EXERCISE REQUIREMENTS:
Please print these lines exactly as they appear.

··· LISTED ENTRIES ···

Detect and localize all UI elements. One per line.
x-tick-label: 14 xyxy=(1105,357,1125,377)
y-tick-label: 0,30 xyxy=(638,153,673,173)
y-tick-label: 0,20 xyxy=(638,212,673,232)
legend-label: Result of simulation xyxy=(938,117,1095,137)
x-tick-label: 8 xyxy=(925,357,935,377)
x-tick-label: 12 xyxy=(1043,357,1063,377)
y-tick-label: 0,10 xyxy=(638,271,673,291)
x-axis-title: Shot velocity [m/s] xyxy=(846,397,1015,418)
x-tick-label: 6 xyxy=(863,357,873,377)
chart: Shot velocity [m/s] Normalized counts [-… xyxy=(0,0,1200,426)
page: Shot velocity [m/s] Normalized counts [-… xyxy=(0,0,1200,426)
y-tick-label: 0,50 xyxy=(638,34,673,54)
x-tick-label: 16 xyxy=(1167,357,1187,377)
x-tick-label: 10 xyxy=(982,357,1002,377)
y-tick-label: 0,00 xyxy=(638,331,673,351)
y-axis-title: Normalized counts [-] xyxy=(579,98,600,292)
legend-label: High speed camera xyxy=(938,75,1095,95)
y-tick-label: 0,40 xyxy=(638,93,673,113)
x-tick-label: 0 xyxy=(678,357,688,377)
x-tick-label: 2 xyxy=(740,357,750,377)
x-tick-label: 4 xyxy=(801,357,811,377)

···

TASK ANSWER:
Detect and localize all UI elements. One per line.
x-tick-label: 14 xyxy=(1105,357,1125,377)
y-tick-label: 0,30 xyxy=(638,153,673,173)
y-tick-label: 0,20 xyxy=(638,212,673,232)
legend-label: Result of simulation xyxy=(938,117,1095,137)
x-tick-label: 8 xyxy=(925,357,935,377)
x-tick-label: 12 xyxy=(1043,357,1063,377)
y-tick-label: 0,10 xyxy=(638,271,673,291)
x-axis-title: Shot velocity [m/s] xyxy=(846,397,1015,418)
x-tick-label: 6 xyxy=(863,357,873,377)
chart: Shot velocity [m/s] Normalized counts [-… xyxy=(0,0,1200,426)
page: Shot velocity [m/s] Normalized counts [-… xyxy=(0,0,1200,426)
y-tick-label: 0,50 xyxy=(638,34,673,54)
x-tick-label: 16 xyxy=(1167,357,1187,377)
x-tick-label: 10 xyxy=(982,357,1002,377)
y-tick-label: 0,00 xyxy=(638,331,673,351)
y-axis-title: Normalized counts [-] xyxy=(579,98,600,292)
legend-label: High speed camera xyxy=(938,75,1095,95)
y-tick-label: 0,40 xyxy=(638,93,673,113)
x-tick-label: 0 xyxy=(678,357,688,377)
x-tick-label: 2 xyxy=(740,357,750,377)
x-tick-label: 4 xyxy=(801,357,811,377)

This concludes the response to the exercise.